REQUIRED TASK: Pull out every line with the word "that" from the entries below.

DATA:
▬▬▬▬▬▬

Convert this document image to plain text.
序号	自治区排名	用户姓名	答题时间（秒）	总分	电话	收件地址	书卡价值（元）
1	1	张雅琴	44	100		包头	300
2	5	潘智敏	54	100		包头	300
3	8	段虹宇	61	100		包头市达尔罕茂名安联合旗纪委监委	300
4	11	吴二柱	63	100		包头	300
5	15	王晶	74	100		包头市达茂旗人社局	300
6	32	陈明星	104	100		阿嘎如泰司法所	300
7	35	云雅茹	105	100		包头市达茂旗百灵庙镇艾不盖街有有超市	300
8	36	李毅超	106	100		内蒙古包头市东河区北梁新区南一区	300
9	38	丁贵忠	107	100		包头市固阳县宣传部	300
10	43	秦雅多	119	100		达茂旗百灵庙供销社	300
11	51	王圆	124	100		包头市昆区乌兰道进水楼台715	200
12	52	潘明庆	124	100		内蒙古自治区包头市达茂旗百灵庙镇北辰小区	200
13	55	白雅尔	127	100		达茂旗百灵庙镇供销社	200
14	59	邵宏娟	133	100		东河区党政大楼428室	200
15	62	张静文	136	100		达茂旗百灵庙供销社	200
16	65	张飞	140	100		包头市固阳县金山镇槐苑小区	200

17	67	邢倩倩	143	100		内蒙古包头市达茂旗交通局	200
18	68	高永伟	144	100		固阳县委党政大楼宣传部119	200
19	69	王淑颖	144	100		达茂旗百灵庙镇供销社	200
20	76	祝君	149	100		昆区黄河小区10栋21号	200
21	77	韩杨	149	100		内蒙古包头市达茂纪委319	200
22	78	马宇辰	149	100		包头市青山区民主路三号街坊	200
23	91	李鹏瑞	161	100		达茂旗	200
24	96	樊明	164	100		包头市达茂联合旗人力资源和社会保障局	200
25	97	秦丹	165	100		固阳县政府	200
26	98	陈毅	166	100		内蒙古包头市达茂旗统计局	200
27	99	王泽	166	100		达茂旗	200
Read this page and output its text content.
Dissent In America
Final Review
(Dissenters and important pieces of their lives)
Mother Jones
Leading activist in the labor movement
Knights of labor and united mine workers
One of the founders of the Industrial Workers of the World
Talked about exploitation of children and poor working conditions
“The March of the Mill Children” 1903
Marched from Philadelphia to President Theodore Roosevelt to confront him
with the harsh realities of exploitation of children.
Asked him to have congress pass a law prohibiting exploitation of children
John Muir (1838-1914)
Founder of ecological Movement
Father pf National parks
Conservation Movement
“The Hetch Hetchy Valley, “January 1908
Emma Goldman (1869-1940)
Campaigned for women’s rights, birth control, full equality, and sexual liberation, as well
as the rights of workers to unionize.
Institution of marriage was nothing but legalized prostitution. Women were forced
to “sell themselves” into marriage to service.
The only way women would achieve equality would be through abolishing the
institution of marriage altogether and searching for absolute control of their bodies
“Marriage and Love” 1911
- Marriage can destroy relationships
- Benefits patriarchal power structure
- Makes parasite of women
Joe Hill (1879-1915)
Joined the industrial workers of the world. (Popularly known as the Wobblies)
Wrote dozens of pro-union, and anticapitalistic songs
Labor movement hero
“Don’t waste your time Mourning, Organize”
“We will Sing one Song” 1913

▬▬▬▬▬▬

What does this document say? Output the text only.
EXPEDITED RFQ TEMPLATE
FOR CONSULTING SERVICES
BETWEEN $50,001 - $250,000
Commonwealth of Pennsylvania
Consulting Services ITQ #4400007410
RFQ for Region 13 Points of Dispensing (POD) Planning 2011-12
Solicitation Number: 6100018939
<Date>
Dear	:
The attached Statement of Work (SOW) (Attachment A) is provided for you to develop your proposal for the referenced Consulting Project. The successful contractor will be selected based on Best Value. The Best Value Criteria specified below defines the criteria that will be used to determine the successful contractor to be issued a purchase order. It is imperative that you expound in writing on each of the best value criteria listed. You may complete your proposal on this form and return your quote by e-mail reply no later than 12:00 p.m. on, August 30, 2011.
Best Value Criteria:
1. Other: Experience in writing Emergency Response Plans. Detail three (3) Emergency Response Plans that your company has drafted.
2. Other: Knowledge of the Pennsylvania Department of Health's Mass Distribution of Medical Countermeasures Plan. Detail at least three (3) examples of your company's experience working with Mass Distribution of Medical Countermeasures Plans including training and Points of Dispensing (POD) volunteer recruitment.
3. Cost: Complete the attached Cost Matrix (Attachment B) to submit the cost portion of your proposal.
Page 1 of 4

▬▬▬▬▬▬

TASK RESULT:
The attached Statement of Work (SOW) (Attachment A) is provided for you to develop your proposal for the referenced Consulting Project. The successful contractor will be selected based on Best Value. The Best Value Criteria specified below defines the criteria that will be used to determine the successful contractor to be issued a purchase order. It is imperative that you expound in writing on each of the best value criteria listed. You may complete your proposal on this form and return your quote by e-mail reply no later than 12:00 p.m. on, August 30, 2011.
1. Other: Experience in writing Emergency Response Plans. Detail three (3) Emergency Response Plans that your company has drafted.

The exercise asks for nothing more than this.